Given instruction =
Would you transcribe the whole listing exactly, minus its pictures?

Records for this task =
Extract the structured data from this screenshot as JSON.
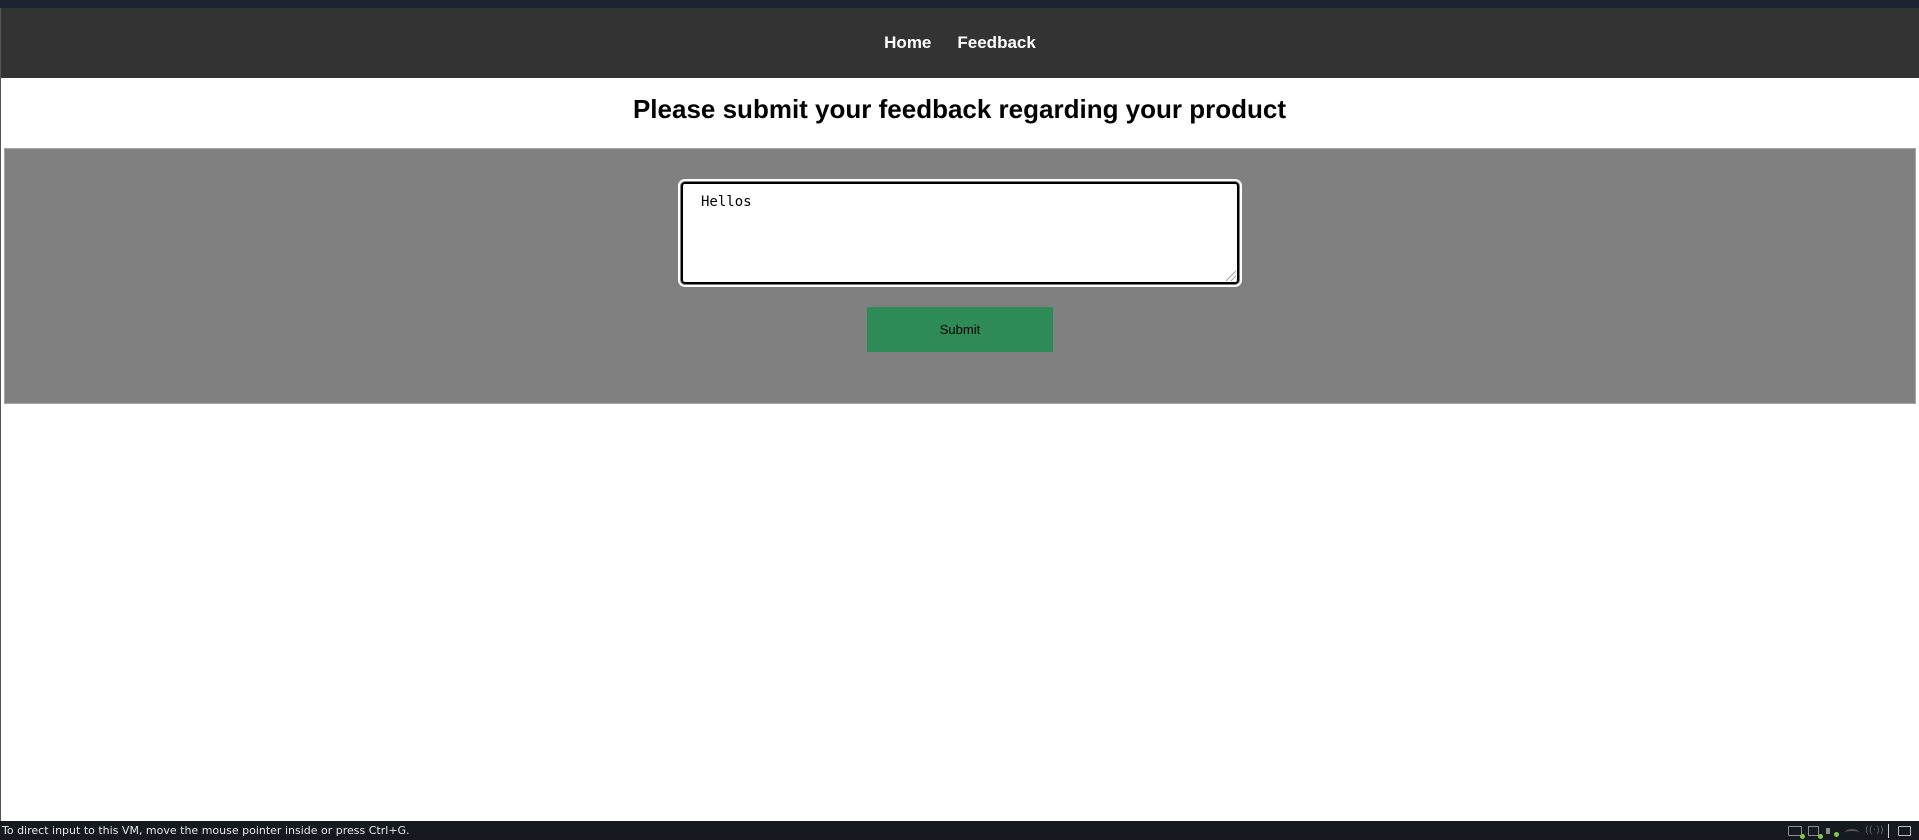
{
  "nav": {
    "links": [
      {
        "label": "Home"
      },
      {
        "label": "Feedback"
      }
    ]
  },
  "page": {
    "heading": "Please submit your feedback regarding your product"
  },
  "form": {
    "feedback_value": "Hellos",
    "submit_label": "Submit"
  },
  "statusbar": {
    "text": "To direct input to this VM, move the mouse pointer inside or press Ctrl+G.",
    "tray_icons": [
      "hard-disk-icon",
      "network-adapter-icon",
      "sound-card-icon",
      "usb-controller-icon",
      "wireless-icon",
      "message-icon"
    ]
  },
  "colors": {
    "navbar_bg": "#333333",
    "panel_bg": "#808080",
    "submit_bg": "#2e8b57",
    "status_bg": "#16191f"
  }
}
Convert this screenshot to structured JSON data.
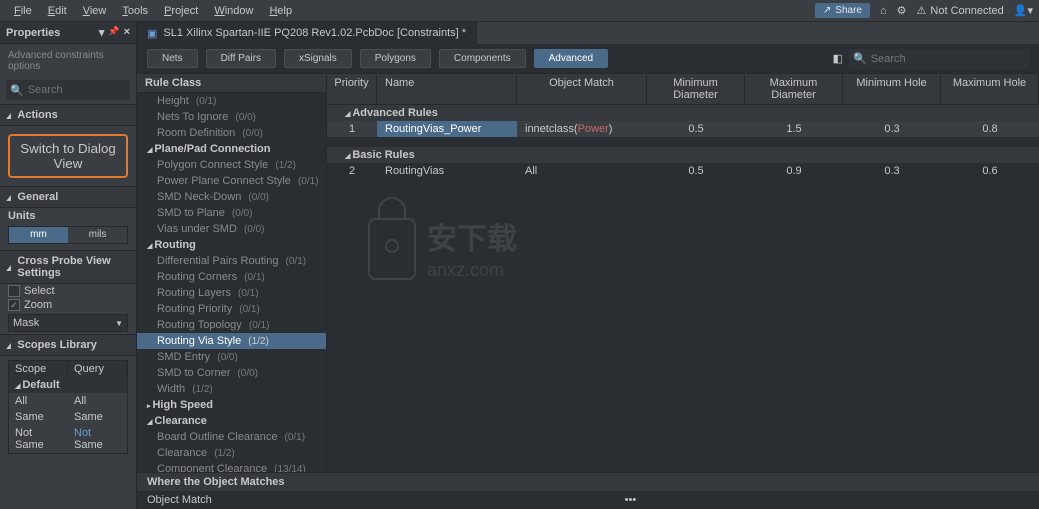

Result for this task =
Extract the structured data from this screenshot as JSON.
{
  "nav": {
    "links": [
      {
        "label": "Home"
      },
      {
        "label": "Feedback"
      }
    ]
  },
  "page": {
    "heading": "Please submit your feedback regarding your product"
  },
  "form": {
    "feedback_value": "Hellos",
    "submit_label": "Submit"
  },
  "statusbar": {
    "text": "To direct input to this VM, move the mouse pointer inside or press Ctrl+G.",
    "tray_icons": [
      "hard-disk-icon",
      "network-adapter-icon",
      "sound-card-icon",
      "usb-controller-icon",
      "wireless-icon",
      "message-icon"
    ]
  },
  "colors": {
    "navbar_bg": "#333333",
    "panel_bg": "#808080",
    "submit_bg": "#2e8b57",
    "status_bg": "#16191f"
  }
}
Convert this screenshot to structured JSON data.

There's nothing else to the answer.